Exercise instructions:
Print every record below exactly as written.

[Items from a figure collection]
┌────────
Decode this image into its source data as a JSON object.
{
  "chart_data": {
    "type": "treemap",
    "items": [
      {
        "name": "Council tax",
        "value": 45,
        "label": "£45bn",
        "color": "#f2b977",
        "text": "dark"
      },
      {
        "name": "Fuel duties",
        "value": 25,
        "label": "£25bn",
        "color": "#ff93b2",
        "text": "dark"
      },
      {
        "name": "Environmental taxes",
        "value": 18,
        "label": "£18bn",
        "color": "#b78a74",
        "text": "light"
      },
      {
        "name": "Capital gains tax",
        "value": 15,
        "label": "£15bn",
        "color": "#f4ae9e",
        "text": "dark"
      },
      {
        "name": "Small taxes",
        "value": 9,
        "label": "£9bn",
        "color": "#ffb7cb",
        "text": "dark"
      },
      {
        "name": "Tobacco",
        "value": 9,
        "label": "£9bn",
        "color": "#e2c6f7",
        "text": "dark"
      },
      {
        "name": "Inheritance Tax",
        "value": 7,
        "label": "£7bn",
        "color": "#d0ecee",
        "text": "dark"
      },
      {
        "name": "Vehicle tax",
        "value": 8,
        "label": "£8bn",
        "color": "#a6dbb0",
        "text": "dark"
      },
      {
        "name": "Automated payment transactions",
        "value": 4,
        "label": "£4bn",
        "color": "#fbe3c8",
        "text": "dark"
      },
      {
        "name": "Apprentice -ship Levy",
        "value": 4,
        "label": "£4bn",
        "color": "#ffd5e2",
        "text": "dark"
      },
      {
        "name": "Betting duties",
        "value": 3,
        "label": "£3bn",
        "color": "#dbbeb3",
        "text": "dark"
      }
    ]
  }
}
└────────
Reply to the task:
Decode this image into its source data as a JSON object.
{
  "chart_data": {
    "type": "treemap",
    "items": [
      {
        "name": "Council tax",
        "value": 45,
        "label": "£45bn",
        "color": "#f2b977",
        "text": "dark"
      },
      {
        "name": "Fuel duties",
        "value": 25,
        "label": "£25bn",
        "color": "#ff93b2",
        "text": "dark"
      },
      {
        "name": "Environmental taxes",
        "value": 18,
        "label": "£18bn",
        "color": "#b78a74",
        "text": "light"
      },
      {
        "name": "Capital gains tax",
        "value": 15,
        "label": "£15bn",
        "color": "#f4ae9e",
        "text": "dark"
      },
      {
        "name": "Small taxes",
        "value": 9,
        "label": "£9bn",
        "color": "#ffb7cb",
        "text": "dark"
      },
      {
        "name": "Tobacco",
        "value": 9,
        "label": "£9bn",
        "color": "#e2c6f7",
        "text": "dark"
      },
      {
        "name": "Inheritance Tax",
        "value": 7,
        "label": "£7bn",
        "color": "#d0ecee",
        "text": "dark"
      },
      {
        "name": "Vehicle tax",
        "value": 8,
        "label": "£8bn",
        "color": "#a6dbb0",
        "text": "dark"
      },
      {
        "name": "Automated payment transactions",
        "value": 4,
        "label": "£4bn",
        "color": "#fbe3c8",
        "text": "dark"
      },
      {
        "name": "Apprentice -ship Levy",
        "value": 4,
        "label": "£4bn",
        "color": "#ffd5e2",
        "text": "dark"
      },
      {
        "name": "Betting duties",
        "value": 3,
        "label": "£3bn",
        "color": "#dbbeb3",
        "text": "dark"
      }
    ]
  }
}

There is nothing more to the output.